-- YOUR TASK --
Repeat the lines below exactly as they appear, but leave out the images.

________

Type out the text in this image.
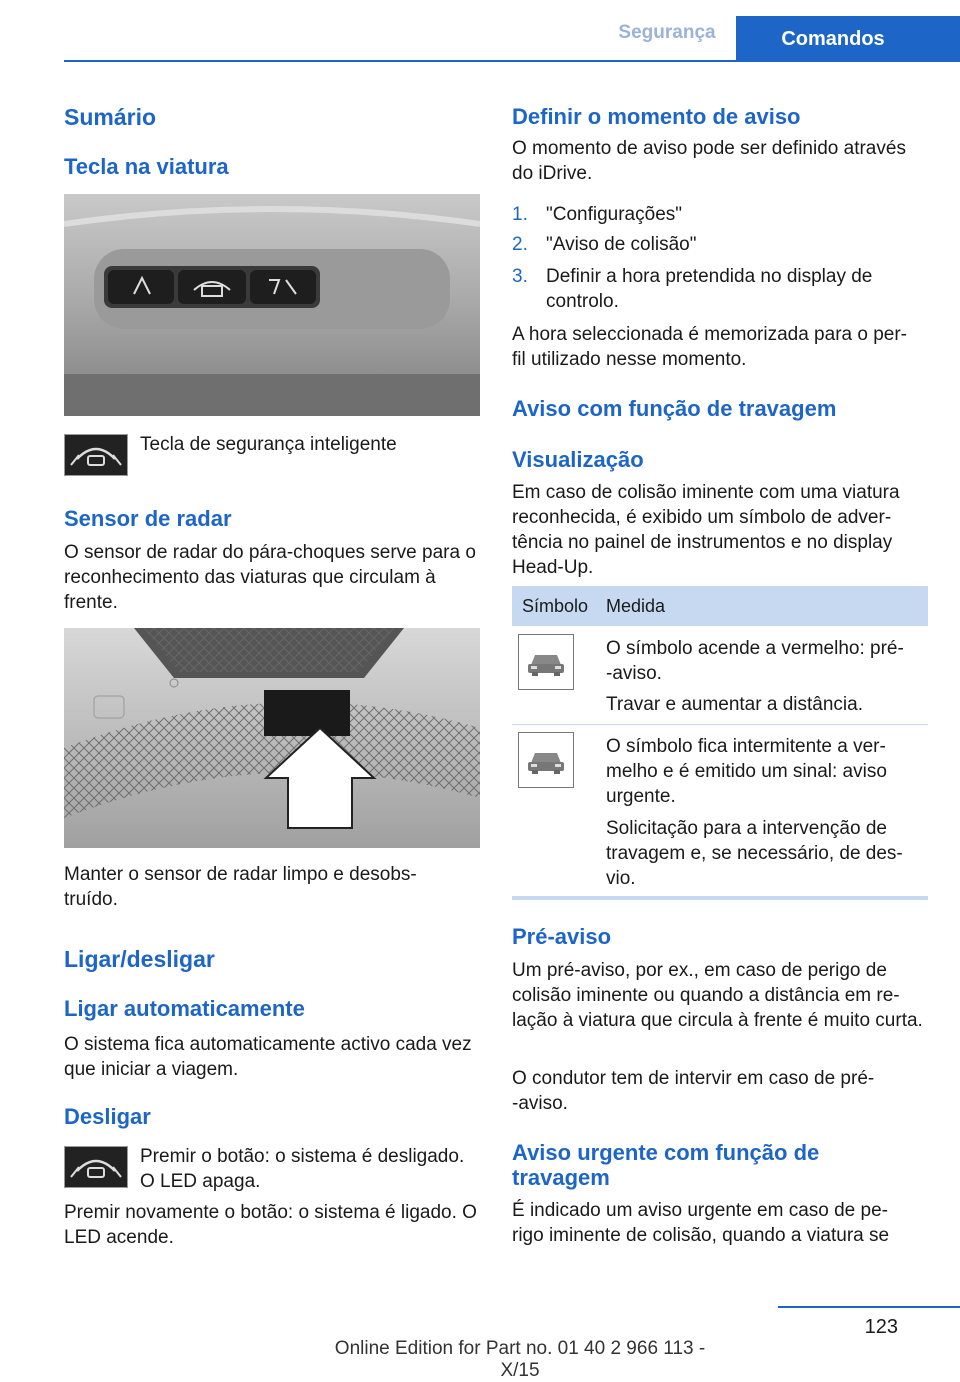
Segurança	Comandos
Sumário
Tecla na viatura
Tecla de segurança inteligente
Sensor de radar
O sensor de radar do pára-choques serve para o reconhecimento das viaturas que circulam à frente.
Manter o sensor de radar limpo e desobs-
truído.
Ligar/desligar
Ligar automaticamente
O sistema fica automaticamente activo cada vez que iniciar a viagem.
Desligar
Premir o botão: o sistema é desligado. O LED apaga.
Premir novamente o botão: o sistema é ligado. O LED acende.
Definir o momento de aviso
O momento de aviso pode ser definido através do iDrive.
1. "Configurações"
2. "Aviso de colisão"
3. Definir a hora pretendida no display de controlo.
A hora seleccionada é memorizada para o per-
fil utilizado nesse momento.
Aviso com função de travagem
Visualização
Em caso de colisão iminente com uma viatura reconhecida, é exibido um símbolo de adver-tência no painel de instrumentos e no display Head-Up.
Símbolo Medida
O símbolo acende a vermelho: pré-
-aviso.
Travar e aumentar a distância.
O símbolo fica intermitente a ver-
melho e é emitido um sinal: aviso
urgente.
Solicitação para a intervenção de
travagem e, se necessário, de des-
vio.
Pré-aviso
Um pré-aviso, por ex., em caso de perigo de colisão iminente ou quando a distância em re-lação à viatura que circula à frente é muito curta.
O condutor tem de intervir em caso de pré-
-aviso.
Aviso urgente com função de
travagem
É indicado um aviso urgente em caso de pe-
rigo iminente de colisão, quando a viatura se
123
Online Edition for Part no. 01 40 2 966 113 - X/15
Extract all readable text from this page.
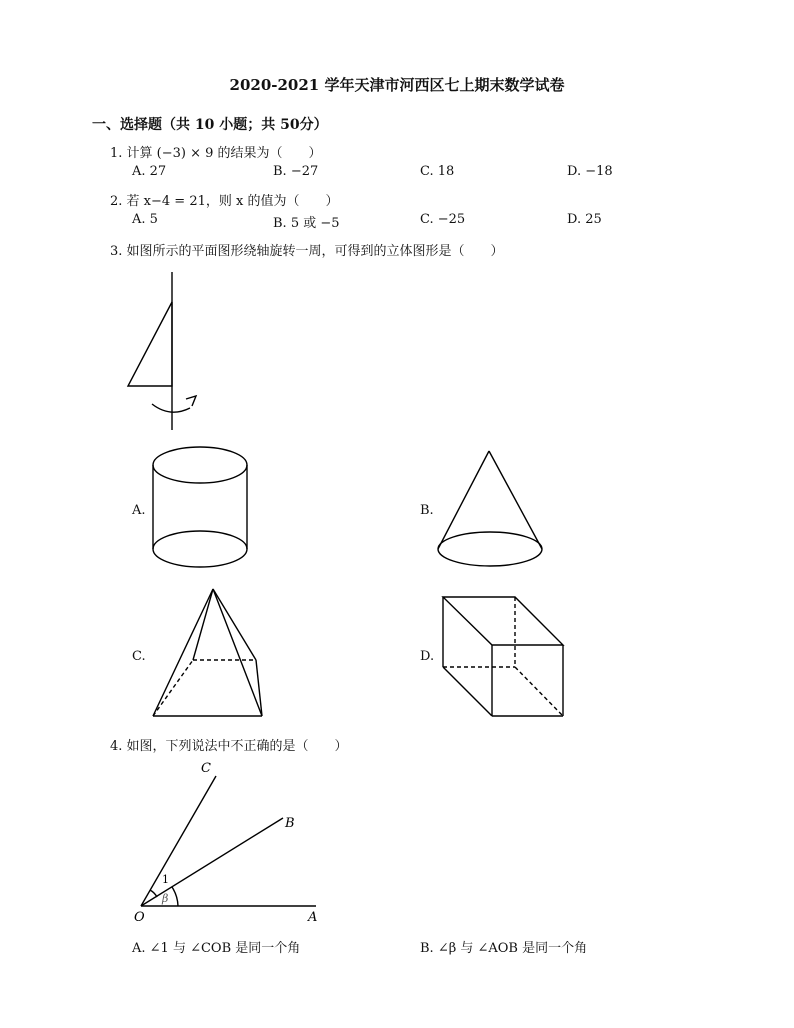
2020-2021 学年天津市河西区七上期末数学试卷
一、选择题（共 10 小题；共 50分）
1. 计算 (−3) × 9 的结果为（　　）
A. 27	B. −27	C. 18	D. −18
2. 若 x−4 = 21，则 x 的值为（　　）
A. 5	B. 5 或 −5	C. −25	D. 25
3. 如图所示的平面图形绕轴旋转一周，可得到的立体图形是（　　）
A.	B.
C.	D.
4. 如图，下列说法中不正确的是（　　）
C
B
O	A
1
β
A. ∠1 与 ∠COB 是同一个角	B. ∠β 与 ∠AOB 是同一个角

________

-- EXPECTED ANSWER --
Type out the text in this image.
Segurança	Comandos
Sumário
Tecla na viatura
Tecla de segurança inteligente
Sensor de radar
O sensor de radar do pára-choques serve para o reconhecimento das viaturas que circulam à frente.
Manter o sensor de radar limpo e desobs-
truído.
Ligar/desligar
Ligar automaticamente
O sistema fica automaticamente activo cada vez que iniciar a viagem.
Desligar
Premir o botão: o sistema é desligado. O LED apaga.
Premir novamente o botão: o sistema é ligado. O LED acende.
Definir o momento de aviso
O momento de aviso pode ser definido através do iDrive.
1. "Configurações"
2. "Aviso de colisão"
3. Definir a hora pretendida no display de controlo.
A hora seleccionada é memorizada para o per-
fil utilizado nesse momento.
Aviso com função de travagem
Visualização
Em caso de colisão iminente com uma viatura reconhecida, é exibido um símbolo de adver-tência no painel de instrumentos e no display Head-Up.
Símbolo Medida
O símbolo acende a vermelho: pré-
-aviso.
Travar e aumentar a distância.
O símbolo fica intermitente a ver-
melho e é emitido um sinal: aviso
urgente.
Solicitação para a intervenção de
travagem e, se necessário, de des-
vio.
Pré-aviso
Um pré-aviso, por ex., em caso de perigo de colisão iminente ou quando a distância em re-lação à viatura que circula à frente é muito curta.
O condutor tem de intervir em caso de pré-
-aviso.
Aviso urgente com função de
travagem
É indicado um aviso urgente em caso de pe-
rigo iminente de colisão, quando a viatura se
123
Online Edition for Part no. 01 40 2 966 113 - X/15
Extract all readable text from this page.
2020-2021 学年天津市河西区七上期末数学试卷
一、选择题（共 10 小题；共 50分）
1. 计算 (−3) × 9 的结果为（　　）
A. 27	B. −27	C. 18	D. −18
2. 若 x−4 = 21，则 x 的值为（　　）
A. 5	B. 5 或 −5	C. −25	D. 25
3. 如图所示的平面图形绕轴旋转一周，可得到的立体图形是（　　）
A.	B.
C.	D.
4. 如图，下列说法中不正确的是（　　）
C
B
O	A
1
β
A. ∠1 与 ∠COB 是同一个角	B. ∠β 与 ∠AOB 是同一个角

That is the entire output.